Goal of the exercise: Look through the material below. Copy each line that contains the string "document".

Data:
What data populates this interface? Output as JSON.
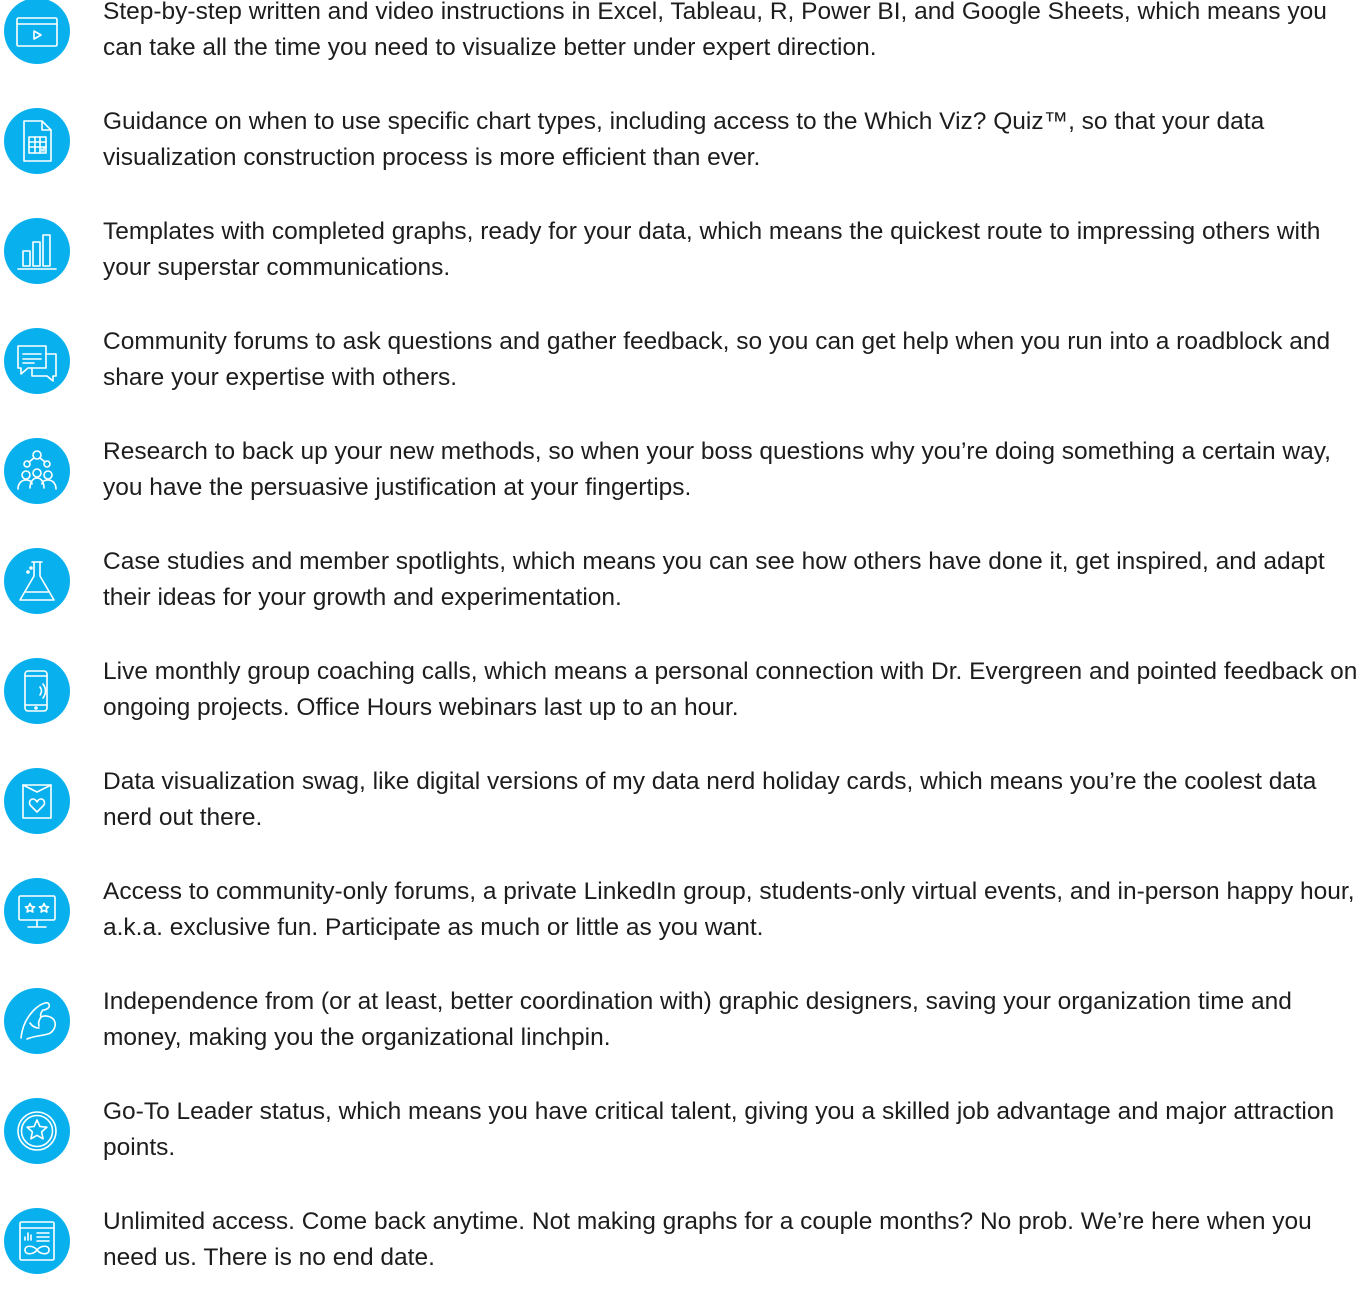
{
  "accent_color": "#08b1ee",
  "benefits": [
    {
      "icon": "video-player-icon",
      "text": "Step-by-step written and video instructions in Excel, Tableau, R, Power BI, and Google Sheets, which means you can take all the time you need to visualize better under expert direction."
    },
    {
      "icon": "spreadsheet-document-icon",
      "text": "Guidance on when to use specific chart types, including access to the Which Viz? Quiz™, so that your data visualization construction process is more efficient than ever."
    },
    {
      "icon": "bar-chart-icon",
      "text": "Templates with completed graphs, ready for your data, which means the quickest route to impressing others with your superstar communications."
    },
    {
      "icon": "chat-bubbles-icon",
      "text": "Community forums to ask questions and gather feedback, so you can get help when you run into a roadblock and share your expertise with others."
    },
    {
      "icon": "people-network-icon",
      "text": "Research to back up your new methods, so when your boss questions why you’re doing something a certain way, you have the persuasive justification at your fingertips."
    },
    {
      "icon": "lab-flask-icon",
      "text": "Case studies and member spotlights, which means you can see how others have done it, get inspired, and adapt their ideas for your growth and experimentation."
    },
    {
      "icon": "ringing-phone-icon",
      "text": "Live monthly group coaching calls, which means a personal connection with Dr. Evergreen and pointed feedback on ongoing projects. Office Hours webinars last up to an hour."
    },
    {
      "icon": "heart-card-icon",
      "text": "Data visualization swag, like digital versions of my data nerd holiday cards, which means you’re the coolest data nerd out there."
    },
    {
      "icon": "monitor-stars-icon",
      "text": "Access to community-only forums, a private LinkedIn group, students-only virtual events, and in-person happy hour, a.k.a. exclusive fun. Participate as much or little as you want."
    },
    {
      "icon": "flexed-arm-icon",
      "text": "Independence from (or at least, better coordination with) graphic designers, saving your organization time and money, making you the organizational linchpin."
    },
    {
      "icon": "star-badge-icon",
      "text": "Go-To Leader status, which means you have critical talent, giving you a skilled job advantage and major attraction points."
    },
    {
      "icon": "infinity-dashboard-icon",
      "text": "Unlimited access. Come back anytime. Not making graphs for a couple months? No prob. We’re here when you need us. There is no end date."
    }
  ]
}
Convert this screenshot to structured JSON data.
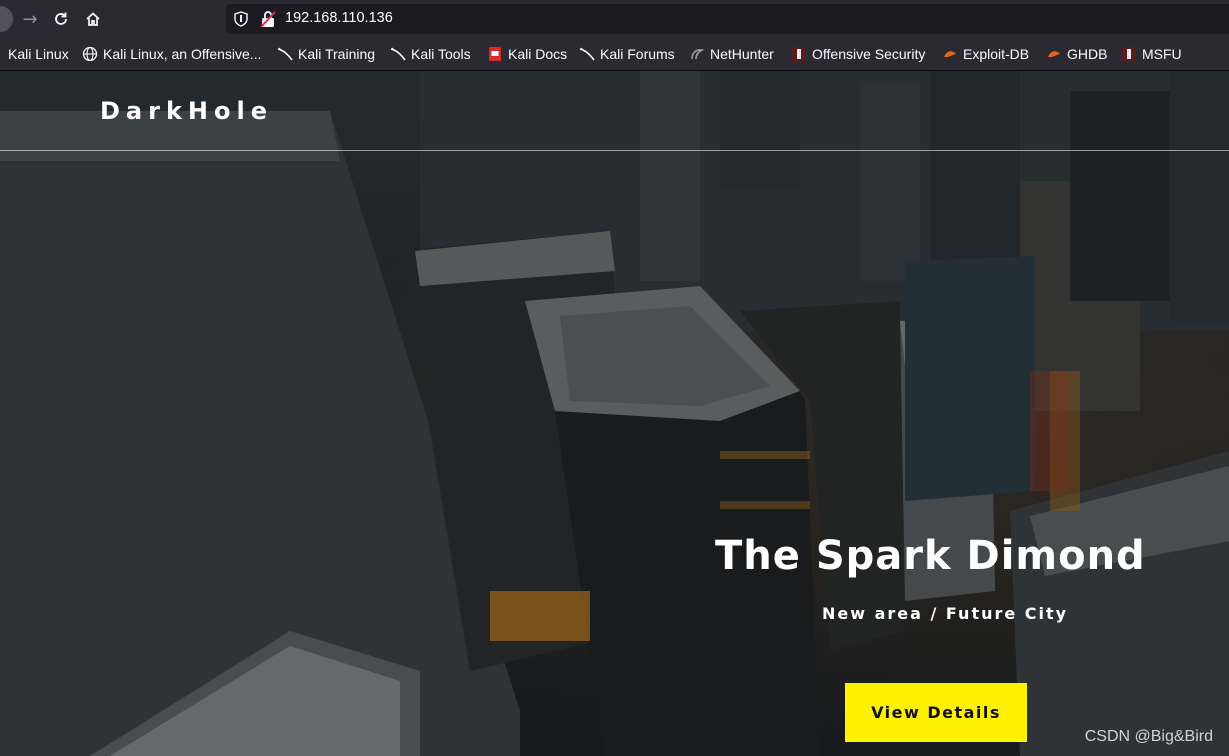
{
  "browser": {
    "url": "192.168.110.136",
    "bookmarks": [
      {
        "label": "Kali Linux",
        "icon": "kali-icon"
      },
      {
        "label": "Kali Linux, an Offensive...",
        "icon": "globe-icon"
      },
      {
        "label": "Kali Training",
        "icon": "kali-dragon-icon"
      },
      {
        "label": "Kali Tools",
        "icon": "kali-dragon-icon"
      },
      {
        "label": "Kali Docs",
        "icon": "kali-docs-icon"
      },
      {
        "label": "Kali Forums",
        "icon": "kali-dragon-icon"
      },
      {
        "label": "NetHunter",
        "icon": "nethunter-icon"
      },
      {
        "label": "Offensive Security",
        "icon": "offsec-icon"
      },
      {
        "label": "Exploit-DB",
        "icon": "exploit-db-icon"
      },
      {
        "label": "GHDB",
        "icon": "exploit-db-icon"
      },
      {
        "label": "MSFU",
        "icon": "offsec-icon"
      }
    ]
  },
  "page": {
    "brand": "DarkHole",
    "hero_title": "The Spark Dimond",
    "hero_subtitle": "New area / Future City",
    "cta_label": "View Details",
    "accent_color": "#fff200"
  },
  "watermark": "CSDN @Big&Bird"
}
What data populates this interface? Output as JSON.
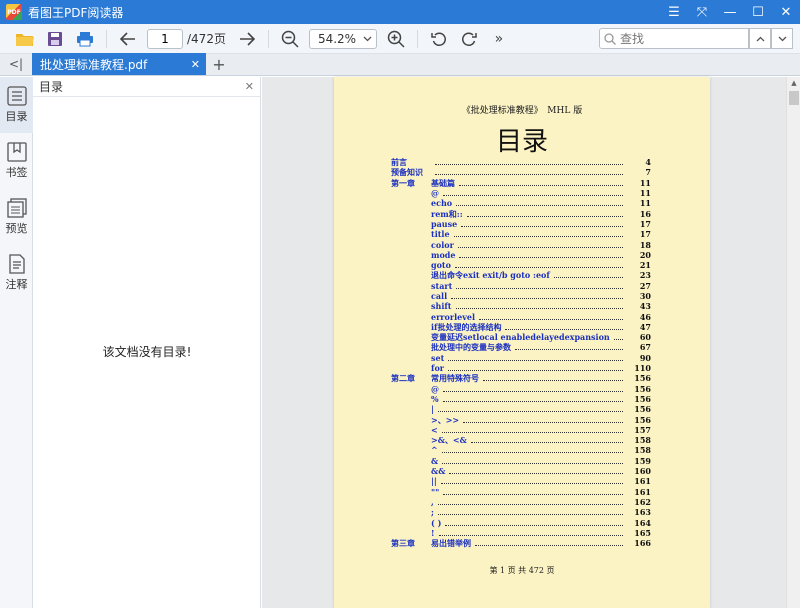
{
  "app": {
    "title": "看图王PDF阅读器",
    "icon_text": "PDF"
  },
  "window_controls": {
    "menu": "☰",
    "fullscreen": "⤧",
    "minimize": "—",
    "maximize": "☐",
    "close": "✕"
  },
  "toolbar": {
    "page_current": "1",
    "page_total": "/472页",
    "zoom": "54.2%",
    "more": "»",
    "search_placeholder": "查找"
  },
  "tabs": {
    "collapse": "<|",
    "active_tab": "批处理标准教程.pdf",
    "close": "✕",
    "new_tab": "+"
  },
  "left_nav": [
    {
      "label": "目录",
      "icon": "list-icon"
    },
    {
      "label": "书签",
      "icon": "bookmark-icon"
    },
    {
      "label": "预览",
      "icon": "pages-icon"
    },
    {
      "label": "注释",
      "icon": "note-icon"
    }
  ],
  "toc_panel": {
    "title": "目录",
    "close": "✕",
    "empty_message": "该文档没有目录!"
  },
  "document": {
    "header": "《批处理标准教程》　MHL 版",
    "title": "目录",
    "footer": "第 1 页 共 472 页",
    "entries": [
      {
        "chapter": "前言",
        "text": "",
        "page": "4"
      },
      {
        "chapter": "预备知识",
        "text": "",
        "page": "7"
      },
      {
        "chapter": "第一章",
        "text": "基础篇",
        "page": "11"
      },
      {
        "chapter": "",
        "text": "@",
        "page": "11"
      },
      {
        "chapter": "",
        "text": "echo",
        "page": "11"
      },
      {
        "chapter": "",
        "text": "rem和::",
        "page": "16"
      },
      {
        "chapter": "",
        "text": "pause",
        "page": "17"
      },
      {
        "chapter": "",
        "text": "title",
        "page": "17"
      },
      {
        "chapter": "",
        "text": "color",
        "page": "18"
      },
      {
        "chapter": "",
        "text": "mode",
        "page": "20"
      },
      {
        "chapter": "",
        "text": "goto",
        "page": "21"
      },
      {
        "chapter": "",
        "text": "退出命令exit exit/b goto :eof",
        "page": "23"
      },
      {
        "chapter": "",
        "text": "start",
        "page": "27"
      },
      {
        "chapter": "",
        "text": "call",
        "page": "30"
      },
      {
        "chapter": "",
        "text": "shift",
        "page": "43"
      },
      {
        "chapter": "",
        "text": "errorlevel",
        "page": "46"
      },
      {
        "chapter": "",
        "text": "if批处理的选择结构",
        "page": "47"
      },
      {
        "chapter": "",
        "text": "变量延迟setlocal enabledelayedexpansion",
        "page": "60"
      },
      {
        "chapter": "",
        "text": "批处理中的变量与参数",
        "page": "67"
      },
      {
        "chapter": "",
        "text": "set",
        "page": "90"
      },
      {
        "chapter": "",
        "text": "for",
        "page": "110"
      },
      {
        "chapter": "第二章",
        "text": "常用特殊符号",
        "page": "156"
      },
      {
        "chapter": "",
        "text": "@",
        "page": "156"
      },
      {
        "chapter": "",
        "text": "%",
        "page": "156"
      },
      {
        "chapter": "",
        "text": "|",
        "page": "156"
      },
      {
        "chapter": "",
        "text": ">、>>",
        "page": "156"
      },
      {
        "chapter": "",
        "text": "<",
        "page": "157"
      },
      {
        "chapter": "",
        "text": ">&、<&",
        "page": "158"
      },
      {
        "chapter": "",
        "text": "^",
        "page": "158"
      },
      {
        "chapter": "",
        "text": "&",
        "page": "159"
      },
      {
        "chapter": "",
        "text": "&&",
        "page": "160"
      },
      {
        "chapter": "",
        "text": "||",
        "page": "161"
      },
      {
        "chapter": "",
        "text": "\"\"",
        "page": "161"
      },
      {
        "chapter": "",
        "text": ",",
        "page": "162"
      },
      {
        "chapter": "",
        "text": ";",
        "page": "163"
      },
      {
        "chapter": "",
        "text": "( )",
        "page": "164"
      },
      {
        "chapter": "",
        "text": "!",
        "page": "165"
      },
      {
        "chapter": "第三章",
        "text": "易出错举例",
        "page": "166"
      }
    ]
  },
  "colors": {
    "accent": "#2b7bd6",
    "page_bg": "#fbf3c4",
    "toc_link": "#1a2fc1"
  }
}
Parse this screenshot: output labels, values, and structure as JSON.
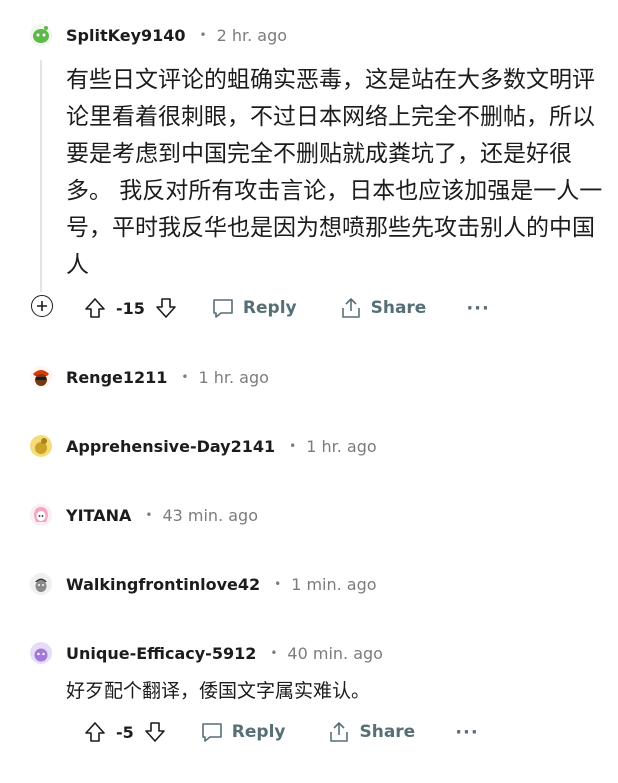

Exercise solution:
      "icon": "spreadsheet-document-icon",
  "document": {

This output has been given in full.